### PROBLEMS AND TASKS
**1.** In the forum post about helping a mother-in-law, how long ago did the poster and her husband survive his affair?
**2.** Continue the forum post about helping a mother-in-law from where it stops.

# help for Mother In Law



## zportiss (Oct 25, 2012)

I need advice...(sorry its a bit long winded)

My husband and I survived his affair about 3 years ago. His mother was one of the few people who knew what happened, and about a week ago she called me asking for help trying to prove her husband has been cheating on her. He travels for work, and based on lots of hunches, the fact that she has witnessed him drooling over her, can't help himself to talk about her frequently (she's a neighbor), has witnessed them flirting, and personal grooming/sex habit changes, viagra pills missing out of his bottle, she started getting suspicious. She said she heard him say I love you to someone on the phone 2 years ago (only person he says that to is his mother and he said it in an intimate way) but when confronted he said it was one of his co-workers and they were just joking around...she thinks it may have been going on for at least that long...

### PROVIDED MATERIAL

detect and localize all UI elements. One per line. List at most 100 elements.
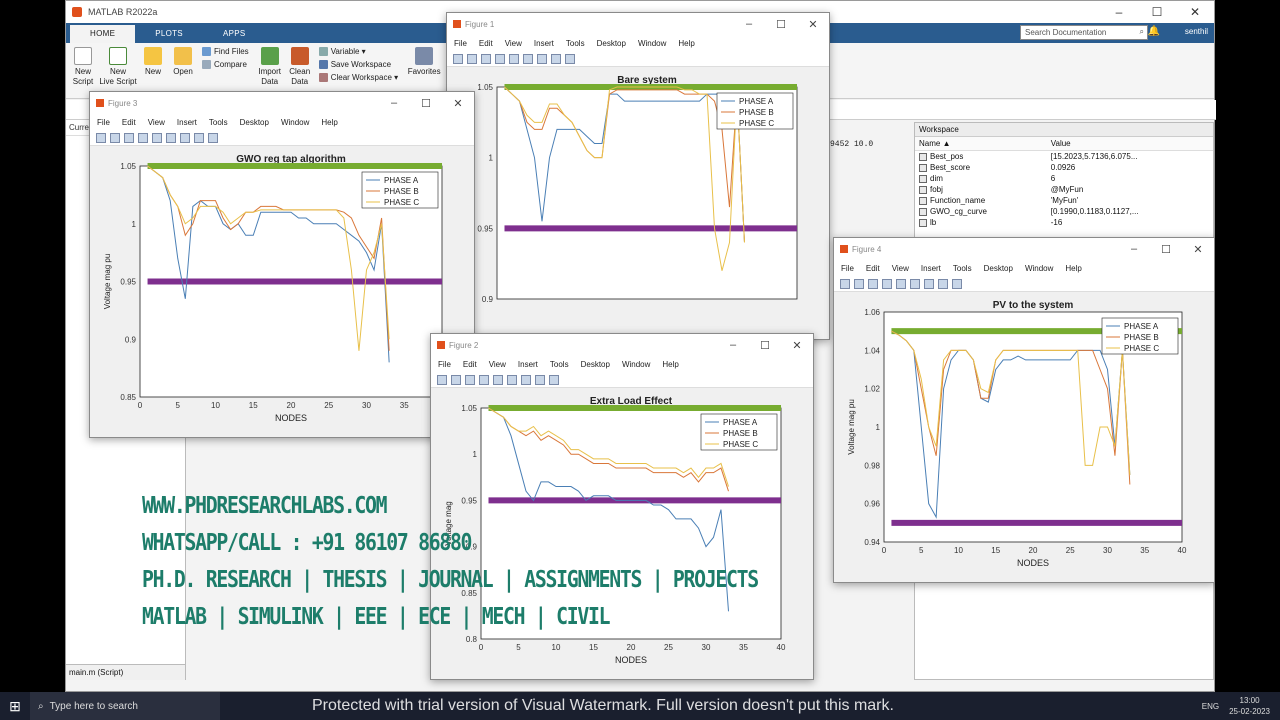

### TASK-BY-TASK OUTPUTS
**1.** About 3 years ago.

**2.**
Once confronted, 2 months ago, he completely denied it, then proceeded to clean out his office for half a day, and coincidentally had a computer tech come in and work on his computer, and now all of his "sent" emails since the confrontation are mysteriously deleted. He completely stopped traveling for work (his choice - why?), is very angry with her, berating her, threatening to leave her daily, she begs him to stay, believes the affair is still going on, wants the affair to stop, and wants her marriage back.

He is completely denying it, and she is relentlessly looking for proof with tape recorders, snooping, stalking, etc. She is literally making herself crazy and has threatened him that she will kill herself. She just started on a relaxer, lorazapam, but is still hysterical and crying all the time. When she tries to control her emotions but looks sad, he antagonizes her and tells her to knock it off, berates her and gets her hysterical again.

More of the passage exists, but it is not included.